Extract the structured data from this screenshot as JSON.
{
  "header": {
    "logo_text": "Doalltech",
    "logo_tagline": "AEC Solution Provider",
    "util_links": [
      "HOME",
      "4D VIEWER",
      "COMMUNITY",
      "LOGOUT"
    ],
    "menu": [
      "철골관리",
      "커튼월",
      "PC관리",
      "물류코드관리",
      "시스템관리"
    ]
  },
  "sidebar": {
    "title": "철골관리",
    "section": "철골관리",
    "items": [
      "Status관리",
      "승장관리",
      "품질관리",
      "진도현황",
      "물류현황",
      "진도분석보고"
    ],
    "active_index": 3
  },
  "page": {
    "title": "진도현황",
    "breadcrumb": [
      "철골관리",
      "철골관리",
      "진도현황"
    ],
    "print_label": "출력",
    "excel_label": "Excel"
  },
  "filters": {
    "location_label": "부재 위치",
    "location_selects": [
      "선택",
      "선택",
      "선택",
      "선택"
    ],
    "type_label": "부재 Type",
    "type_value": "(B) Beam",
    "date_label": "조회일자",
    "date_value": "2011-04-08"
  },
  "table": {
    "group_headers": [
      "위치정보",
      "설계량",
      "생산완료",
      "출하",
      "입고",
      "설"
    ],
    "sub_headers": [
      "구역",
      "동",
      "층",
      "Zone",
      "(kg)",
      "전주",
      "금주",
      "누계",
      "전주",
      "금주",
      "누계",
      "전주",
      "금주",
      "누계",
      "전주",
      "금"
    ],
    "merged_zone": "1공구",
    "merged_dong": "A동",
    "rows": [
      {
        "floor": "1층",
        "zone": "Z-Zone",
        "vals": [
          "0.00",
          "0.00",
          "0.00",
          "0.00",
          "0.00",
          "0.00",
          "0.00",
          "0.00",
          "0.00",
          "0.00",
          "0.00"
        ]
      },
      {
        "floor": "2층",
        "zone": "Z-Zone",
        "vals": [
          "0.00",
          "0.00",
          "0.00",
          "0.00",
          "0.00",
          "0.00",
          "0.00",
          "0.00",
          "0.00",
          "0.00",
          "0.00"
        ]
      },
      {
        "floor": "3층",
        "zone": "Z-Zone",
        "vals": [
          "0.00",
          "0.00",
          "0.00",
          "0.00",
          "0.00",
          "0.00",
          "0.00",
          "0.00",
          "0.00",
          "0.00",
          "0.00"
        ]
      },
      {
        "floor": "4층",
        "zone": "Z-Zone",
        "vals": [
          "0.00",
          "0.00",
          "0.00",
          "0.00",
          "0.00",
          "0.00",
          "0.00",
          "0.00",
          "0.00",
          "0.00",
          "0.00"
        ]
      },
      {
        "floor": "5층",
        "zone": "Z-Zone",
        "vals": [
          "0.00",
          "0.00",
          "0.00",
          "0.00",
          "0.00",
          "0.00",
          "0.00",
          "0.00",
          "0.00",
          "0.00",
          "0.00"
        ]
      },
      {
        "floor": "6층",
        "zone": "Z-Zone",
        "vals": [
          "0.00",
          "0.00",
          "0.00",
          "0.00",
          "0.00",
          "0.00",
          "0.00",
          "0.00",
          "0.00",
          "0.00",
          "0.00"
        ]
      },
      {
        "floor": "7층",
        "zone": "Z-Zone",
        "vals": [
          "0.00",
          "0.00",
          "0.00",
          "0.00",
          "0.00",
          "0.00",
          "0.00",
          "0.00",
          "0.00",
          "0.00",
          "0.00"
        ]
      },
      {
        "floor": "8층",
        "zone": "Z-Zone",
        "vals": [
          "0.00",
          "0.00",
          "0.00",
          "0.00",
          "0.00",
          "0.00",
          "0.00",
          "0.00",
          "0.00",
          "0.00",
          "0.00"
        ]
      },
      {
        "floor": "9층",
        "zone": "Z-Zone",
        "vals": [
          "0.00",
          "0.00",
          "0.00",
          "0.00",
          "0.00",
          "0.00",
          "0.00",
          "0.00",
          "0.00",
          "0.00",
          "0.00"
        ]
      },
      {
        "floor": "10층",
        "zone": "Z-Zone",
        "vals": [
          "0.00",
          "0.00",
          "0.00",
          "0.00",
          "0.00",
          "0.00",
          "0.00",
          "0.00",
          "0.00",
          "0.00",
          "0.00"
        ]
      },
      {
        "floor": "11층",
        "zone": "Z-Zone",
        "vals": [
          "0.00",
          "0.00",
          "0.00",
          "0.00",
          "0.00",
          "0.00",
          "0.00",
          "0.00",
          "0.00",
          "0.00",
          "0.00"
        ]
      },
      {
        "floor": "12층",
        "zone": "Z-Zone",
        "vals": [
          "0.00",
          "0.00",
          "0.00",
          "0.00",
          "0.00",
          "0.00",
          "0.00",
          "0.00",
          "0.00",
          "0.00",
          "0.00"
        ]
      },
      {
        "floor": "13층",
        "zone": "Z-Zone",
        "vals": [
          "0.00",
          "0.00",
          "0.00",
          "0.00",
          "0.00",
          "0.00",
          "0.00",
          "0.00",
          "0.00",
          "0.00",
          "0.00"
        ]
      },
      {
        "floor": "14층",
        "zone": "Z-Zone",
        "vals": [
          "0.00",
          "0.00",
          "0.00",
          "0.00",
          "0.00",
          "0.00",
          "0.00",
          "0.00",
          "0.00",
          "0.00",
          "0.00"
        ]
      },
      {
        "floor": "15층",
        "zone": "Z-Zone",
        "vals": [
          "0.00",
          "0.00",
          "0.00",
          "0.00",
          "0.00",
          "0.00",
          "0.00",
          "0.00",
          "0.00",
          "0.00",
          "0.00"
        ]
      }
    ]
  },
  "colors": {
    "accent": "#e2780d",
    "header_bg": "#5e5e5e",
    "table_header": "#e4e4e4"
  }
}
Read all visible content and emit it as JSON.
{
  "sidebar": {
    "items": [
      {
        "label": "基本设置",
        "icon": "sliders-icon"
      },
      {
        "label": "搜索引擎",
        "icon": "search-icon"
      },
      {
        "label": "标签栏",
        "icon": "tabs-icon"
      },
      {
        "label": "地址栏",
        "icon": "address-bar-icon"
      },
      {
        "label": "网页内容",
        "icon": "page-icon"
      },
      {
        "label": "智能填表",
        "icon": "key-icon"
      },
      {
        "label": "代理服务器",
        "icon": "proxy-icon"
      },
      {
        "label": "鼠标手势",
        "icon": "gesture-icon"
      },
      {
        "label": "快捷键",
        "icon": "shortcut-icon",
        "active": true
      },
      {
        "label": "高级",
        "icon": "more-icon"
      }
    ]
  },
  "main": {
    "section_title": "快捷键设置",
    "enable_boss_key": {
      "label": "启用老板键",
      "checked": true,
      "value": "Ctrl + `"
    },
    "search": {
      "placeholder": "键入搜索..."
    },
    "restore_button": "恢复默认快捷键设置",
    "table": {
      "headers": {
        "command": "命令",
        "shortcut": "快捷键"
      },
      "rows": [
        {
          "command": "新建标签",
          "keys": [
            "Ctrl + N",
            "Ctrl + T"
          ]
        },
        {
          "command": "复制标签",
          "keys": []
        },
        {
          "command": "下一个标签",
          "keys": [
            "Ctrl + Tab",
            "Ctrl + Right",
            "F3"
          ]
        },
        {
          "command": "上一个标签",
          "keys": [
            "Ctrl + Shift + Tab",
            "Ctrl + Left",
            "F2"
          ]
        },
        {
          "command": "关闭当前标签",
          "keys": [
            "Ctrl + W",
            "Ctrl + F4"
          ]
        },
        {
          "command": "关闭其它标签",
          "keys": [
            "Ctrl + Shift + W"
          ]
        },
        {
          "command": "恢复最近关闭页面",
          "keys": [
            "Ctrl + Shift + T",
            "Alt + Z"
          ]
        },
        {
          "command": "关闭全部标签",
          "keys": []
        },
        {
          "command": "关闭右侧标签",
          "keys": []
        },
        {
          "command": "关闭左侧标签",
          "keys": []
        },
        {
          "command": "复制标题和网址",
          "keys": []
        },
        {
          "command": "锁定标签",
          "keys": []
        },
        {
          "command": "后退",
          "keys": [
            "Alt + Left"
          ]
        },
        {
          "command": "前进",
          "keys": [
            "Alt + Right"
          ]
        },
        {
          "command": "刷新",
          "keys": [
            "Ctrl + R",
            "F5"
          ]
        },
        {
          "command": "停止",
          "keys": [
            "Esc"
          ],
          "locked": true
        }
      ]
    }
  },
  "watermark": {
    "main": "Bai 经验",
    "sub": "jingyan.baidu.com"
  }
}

● Exercise brief
Report how many lines of the data hold the string "icon"; give only the number.

● Final result
10